Find every line of the listing below where "this" appears, and copy it.

____________________

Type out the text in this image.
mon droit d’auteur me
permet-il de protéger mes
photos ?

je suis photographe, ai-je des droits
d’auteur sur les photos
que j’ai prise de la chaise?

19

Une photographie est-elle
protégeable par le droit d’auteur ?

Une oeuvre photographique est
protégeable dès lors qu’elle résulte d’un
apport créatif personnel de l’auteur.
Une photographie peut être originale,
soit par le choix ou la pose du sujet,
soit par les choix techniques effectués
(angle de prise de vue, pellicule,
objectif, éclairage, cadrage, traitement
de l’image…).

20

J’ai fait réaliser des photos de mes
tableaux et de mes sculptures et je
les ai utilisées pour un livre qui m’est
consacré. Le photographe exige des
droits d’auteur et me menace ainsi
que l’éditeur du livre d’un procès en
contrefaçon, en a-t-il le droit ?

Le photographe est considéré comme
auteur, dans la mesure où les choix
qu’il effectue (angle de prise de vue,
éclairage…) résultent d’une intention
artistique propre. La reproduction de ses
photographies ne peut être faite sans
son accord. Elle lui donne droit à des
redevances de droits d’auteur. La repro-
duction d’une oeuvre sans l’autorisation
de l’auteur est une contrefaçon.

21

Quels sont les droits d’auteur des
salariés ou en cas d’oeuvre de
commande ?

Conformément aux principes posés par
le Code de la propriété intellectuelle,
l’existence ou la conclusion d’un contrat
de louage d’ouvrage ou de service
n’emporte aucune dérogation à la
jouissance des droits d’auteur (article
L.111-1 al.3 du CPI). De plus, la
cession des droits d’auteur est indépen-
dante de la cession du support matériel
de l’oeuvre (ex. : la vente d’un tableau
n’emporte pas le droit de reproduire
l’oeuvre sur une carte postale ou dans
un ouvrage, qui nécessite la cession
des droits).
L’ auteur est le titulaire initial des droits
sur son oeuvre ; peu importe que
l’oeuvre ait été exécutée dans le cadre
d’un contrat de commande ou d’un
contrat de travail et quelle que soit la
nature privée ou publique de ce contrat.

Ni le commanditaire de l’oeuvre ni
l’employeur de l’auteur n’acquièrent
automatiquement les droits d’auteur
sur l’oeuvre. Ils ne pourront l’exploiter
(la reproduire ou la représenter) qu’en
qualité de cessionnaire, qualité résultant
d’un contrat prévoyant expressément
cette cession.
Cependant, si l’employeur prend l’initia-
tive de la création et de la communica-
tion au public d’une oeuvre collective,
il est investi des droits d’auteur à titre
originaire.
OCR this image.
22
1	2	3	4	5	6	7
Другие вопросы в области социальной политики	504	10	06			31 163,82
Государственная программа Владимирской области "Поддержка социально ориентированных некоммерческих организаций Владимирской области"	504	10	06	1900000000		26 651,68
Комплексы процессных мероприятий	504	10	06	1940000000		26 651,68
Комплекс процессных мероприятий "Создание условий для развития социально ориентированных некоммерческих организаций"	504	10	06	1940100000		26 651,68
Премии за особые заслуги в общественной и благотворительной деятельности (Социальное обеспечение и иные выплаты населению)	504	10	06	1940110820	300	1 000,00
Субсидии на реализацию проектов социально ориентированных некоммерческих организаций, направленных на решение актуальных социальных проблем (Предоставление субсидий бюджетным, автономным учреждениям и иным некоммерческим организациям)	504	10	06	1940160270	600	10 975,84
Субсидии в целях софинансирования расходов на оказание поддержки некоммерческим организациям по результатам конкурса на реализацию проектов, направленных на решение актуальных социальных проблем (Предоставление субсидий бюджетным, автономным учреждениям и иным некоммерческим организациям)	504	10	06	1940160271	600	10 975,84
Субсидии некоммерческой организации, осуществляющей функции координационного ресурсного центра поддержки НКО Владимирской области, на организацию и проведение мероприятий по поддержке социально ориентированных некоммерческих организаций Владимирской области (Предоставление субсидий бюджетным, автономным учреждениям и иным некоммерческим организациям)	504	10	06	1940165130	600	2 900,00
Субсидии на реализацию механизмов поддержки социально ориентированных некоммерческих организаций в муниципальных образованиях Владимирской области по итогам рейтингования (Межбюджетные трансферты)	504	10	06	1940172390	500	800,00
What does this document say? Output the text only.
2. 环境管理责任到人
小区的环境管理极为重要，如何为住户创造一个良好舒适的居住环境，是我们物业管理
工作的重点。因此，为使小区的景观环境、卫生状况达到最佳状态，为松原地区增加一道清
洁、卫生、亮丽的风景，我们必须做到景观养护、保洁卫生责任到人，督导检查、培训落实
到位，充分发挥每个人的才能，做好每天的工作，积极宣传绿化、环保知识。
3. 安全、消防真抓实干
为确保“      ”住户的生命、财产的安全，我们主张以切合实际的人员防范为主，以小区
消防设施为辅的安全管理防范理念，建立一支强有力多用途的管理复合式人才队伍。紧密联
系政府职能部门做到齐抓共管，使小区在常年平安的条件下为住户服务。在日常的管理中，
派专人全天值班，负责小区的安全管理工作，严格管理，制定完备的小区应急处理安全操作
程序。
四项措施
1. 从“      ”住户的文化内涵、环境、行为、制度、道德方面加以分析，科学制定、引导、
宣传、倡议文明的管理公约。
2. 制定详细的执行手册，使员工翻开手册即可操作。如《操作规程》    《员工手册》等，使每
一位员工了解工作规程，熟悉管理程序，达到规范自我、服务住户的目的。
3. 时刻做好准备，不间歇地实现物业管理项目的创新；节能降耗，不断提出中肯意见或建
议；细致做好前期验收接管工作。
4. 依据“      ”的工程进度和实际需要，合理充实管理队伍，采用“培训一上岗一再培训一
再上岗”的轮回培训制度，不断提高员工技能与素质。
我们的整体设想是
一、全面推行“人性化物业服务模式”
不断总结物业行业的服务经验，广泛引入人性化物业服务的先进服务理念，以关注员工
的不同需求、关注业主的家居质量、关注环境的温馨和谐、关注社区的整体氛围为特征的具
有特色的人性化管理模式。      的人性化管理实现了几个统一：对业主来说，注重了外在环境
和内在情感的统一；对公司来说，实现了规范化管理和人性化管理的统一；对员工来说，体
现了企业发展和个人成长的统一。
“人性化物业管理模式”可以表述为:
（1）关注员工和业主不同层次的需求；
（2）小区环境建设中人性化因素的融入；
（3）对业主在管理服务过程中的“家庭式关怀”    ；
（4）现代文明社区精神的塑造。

____________________

#### Task result
Type out the text in this image.
OCR this image.
What does this document say? Output the text only.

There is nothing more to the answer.